[The request] Every entry below must be repeated exactly; skip the pictures.

^^^^^^^^

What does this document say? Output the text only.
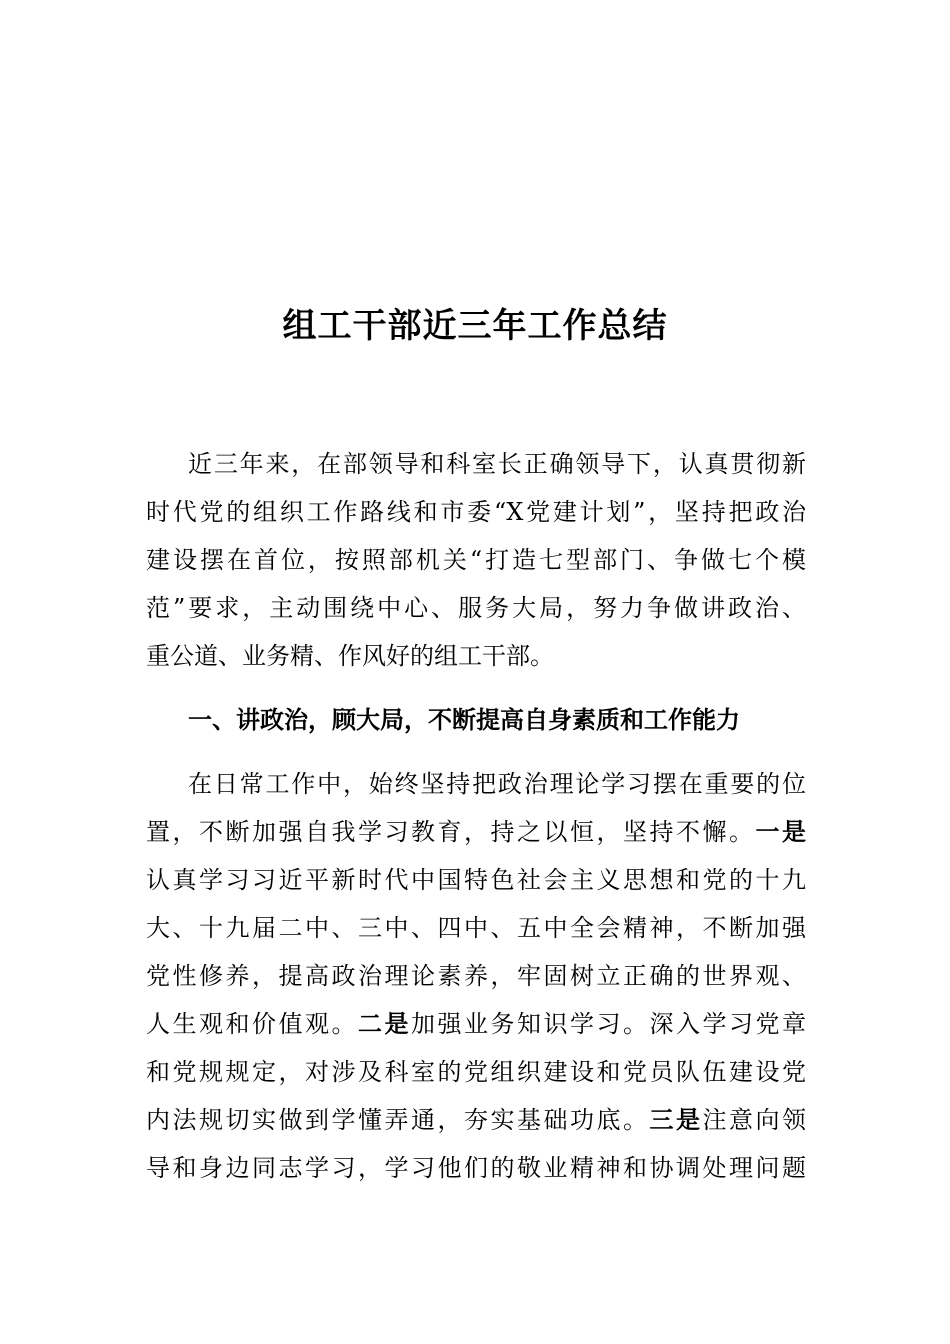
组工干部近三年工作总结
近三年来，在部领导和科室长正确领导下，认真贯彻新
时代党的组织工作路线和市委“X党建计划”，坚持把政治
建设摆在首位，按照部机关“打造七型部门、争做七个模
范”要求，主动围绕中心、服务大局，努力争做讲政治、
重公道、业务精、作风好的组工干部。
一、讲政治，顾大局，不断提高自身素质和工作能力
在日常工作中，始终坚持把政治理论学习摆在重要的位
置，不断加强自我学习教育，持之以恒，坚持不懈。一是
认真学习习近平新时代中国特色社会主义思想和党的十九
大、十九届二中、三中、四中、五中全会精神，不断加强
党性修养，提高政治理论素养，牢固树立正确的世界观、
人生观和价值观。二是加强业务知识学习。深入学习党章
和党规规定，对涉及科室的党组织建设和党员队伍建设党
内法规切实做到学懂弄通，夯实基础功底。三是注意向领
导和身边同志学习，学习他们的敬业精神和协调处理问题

^^^^^^^^

[Result of this task]
What does this document say? Output the text only.
组工干部近三年工作总结
近三年来，在部领导和科室长正确领导下，认真贯彻新
时代党的组织工作路线和市委“X党建计划”，坚持把政治
建设摆在首位，按照部机关“打造七型部门、争做七个模
范”要求，主动围绕中心、服务大局，努力争做讲政治、
重公道、业务精、作风好的组工干部。
一、讲政治，顾大局，不断提高自身素质和工作能力
在日常工作中，始终坚持把政治理论学习摆在重要的位
置，不断加强自我学习教育，持之以恒，坚持不懈。一是
认真学习习近平新时代中国特色社会主义思想和党的十九
大、十九届二中、三中、四中、五中全会精神，不断加强
党性修养，提高政治理论素养，牢固树立正确的世界观、
人生观和价值观。二是加强业务知识学习。深入学习党章
和党规规定，对涉及科室的党组织建设和党员队伍建设党
内法规切实做到学懂弄通，夯实基础功底。三是注意向领
导和身边同志学习，学习他们的敬业精神和协调处理问题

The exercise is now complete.